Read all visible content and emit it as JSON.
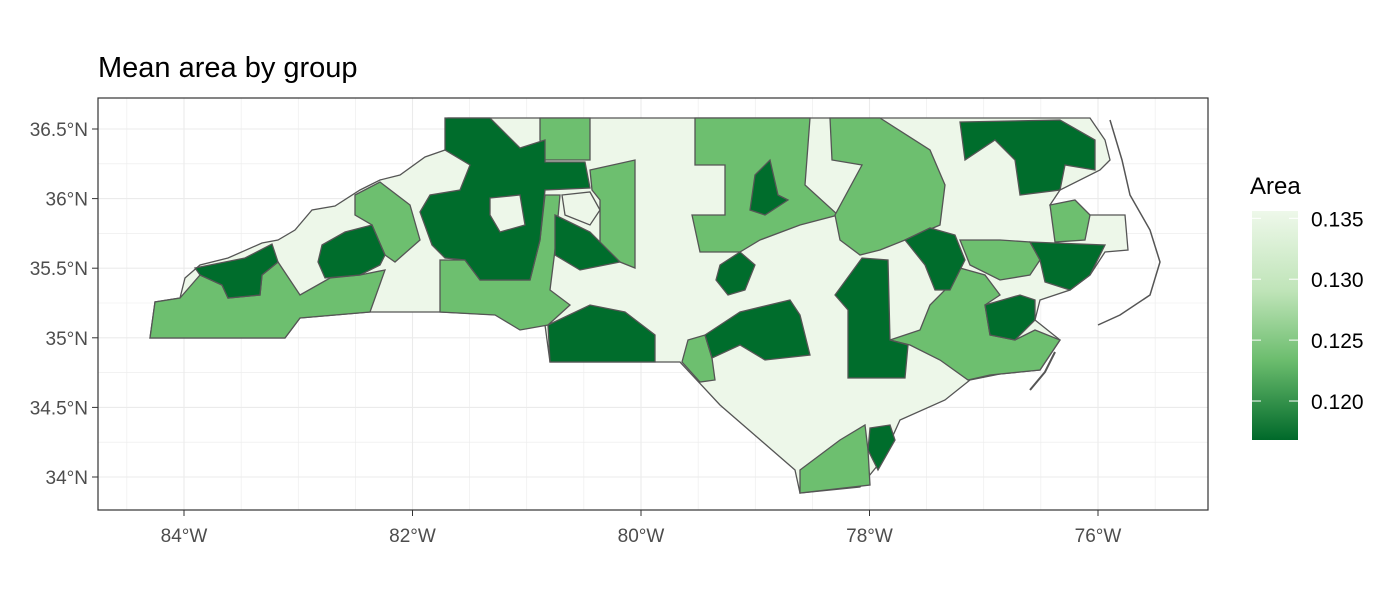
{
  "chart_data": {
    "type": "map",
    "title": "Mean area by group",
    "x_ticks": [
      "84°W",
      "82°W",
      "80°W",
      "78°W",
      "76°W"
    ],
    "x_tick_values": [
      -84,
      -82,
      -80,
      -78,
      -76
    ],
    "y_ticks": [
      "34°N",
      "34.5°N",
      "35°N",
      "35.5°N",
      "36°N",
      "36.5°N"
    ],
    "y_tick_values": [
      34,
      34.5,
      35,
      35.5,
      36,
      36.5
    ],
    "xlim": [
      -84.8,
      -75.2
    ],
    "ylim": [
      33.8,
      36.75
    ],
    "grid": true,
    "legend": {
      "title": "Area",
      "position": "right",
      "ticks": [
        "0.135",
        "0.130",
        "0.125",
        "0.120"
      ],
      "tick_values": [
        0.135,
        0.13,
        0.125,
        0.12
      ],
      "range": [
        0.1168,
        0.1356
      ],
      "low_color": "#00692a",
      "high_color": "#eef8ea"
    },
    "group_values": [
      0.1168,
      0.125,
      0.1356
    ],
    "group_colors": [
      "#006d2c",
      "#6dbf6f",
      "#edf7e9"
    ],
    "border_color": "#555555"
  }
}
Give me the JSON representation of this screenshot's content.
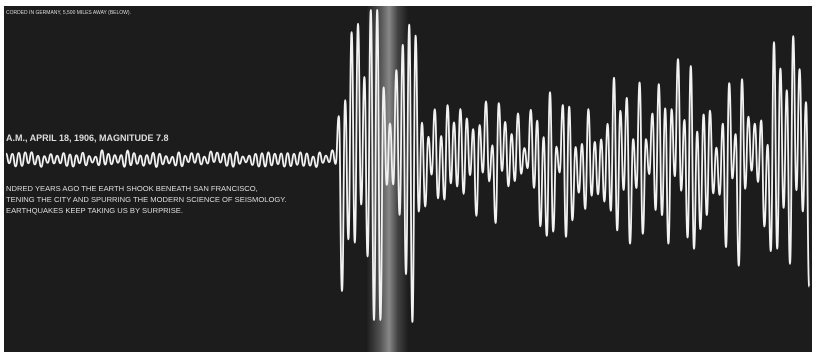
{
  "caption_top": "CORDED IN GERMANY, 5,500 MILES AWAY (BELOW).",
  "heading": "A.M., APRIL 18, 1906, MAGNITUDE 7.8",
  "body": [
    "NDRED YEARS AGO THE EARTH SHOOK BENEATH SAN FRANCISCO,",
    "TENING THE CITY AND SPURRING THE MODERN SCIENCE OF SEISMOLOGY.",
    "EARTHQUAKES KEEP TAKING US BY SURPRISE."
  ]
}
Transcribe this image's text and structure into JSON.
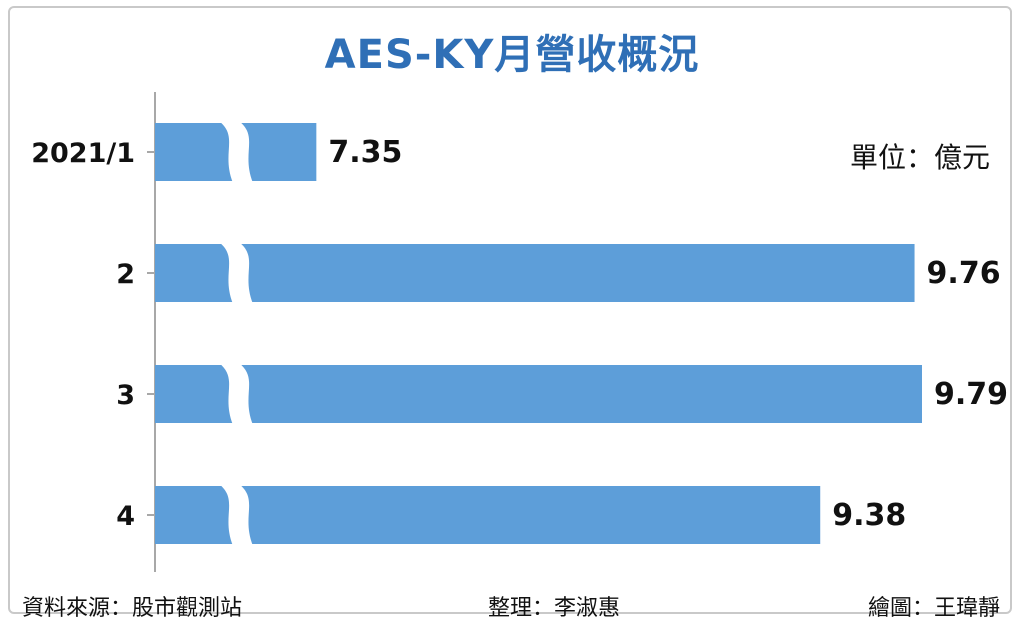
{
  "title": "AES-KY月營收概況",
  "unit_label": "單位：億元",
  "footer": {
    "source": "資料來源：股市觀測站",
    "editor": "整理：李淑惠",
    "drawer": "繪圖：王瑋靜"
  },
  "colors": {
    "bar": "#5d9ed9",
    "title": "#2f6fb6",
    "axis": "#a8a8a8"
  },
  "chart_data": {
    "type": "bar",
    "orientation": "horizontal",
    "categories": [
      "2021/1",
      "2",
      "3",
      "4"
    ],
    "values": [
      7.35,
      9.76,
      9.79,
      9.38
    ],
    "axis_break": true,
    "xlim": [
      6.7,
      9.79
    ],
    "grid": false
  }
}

========================================================================

Up to and including the last line of the listing, starting at the line with "Transcribe this image's", extract every line exactly and leave out the pictures.

TASK RESULT:
Transcribe this image's text and structure into JSON.
{
  "title": "AES-KY月營收概況",
  "unit_label": "單位：億元",
  "footer": {
    "source": "資料來源：股市觀測站",
    "editor": "整理：李淑惠",
    "drawer": "繪圖：王瑋靜"
  },
  "colors": {
    "bar": "#5d9ed9",
    "title": "#2f6fb6",
    "axis": "#a8a8a8"
  },
  "chart_data": {
    "type": "bar",
    "orientation": "horizontal",
    "categories": [
      "2021/1",
      "2",
      "3",
      "4"
    ],
    "values": [
      7.35,
      9.76,
      9.79,
      9.38
    ],
    "axis_break": true,
    "xlim": [
      6.7,
      9.79
    ],
    "grid": false
  }
}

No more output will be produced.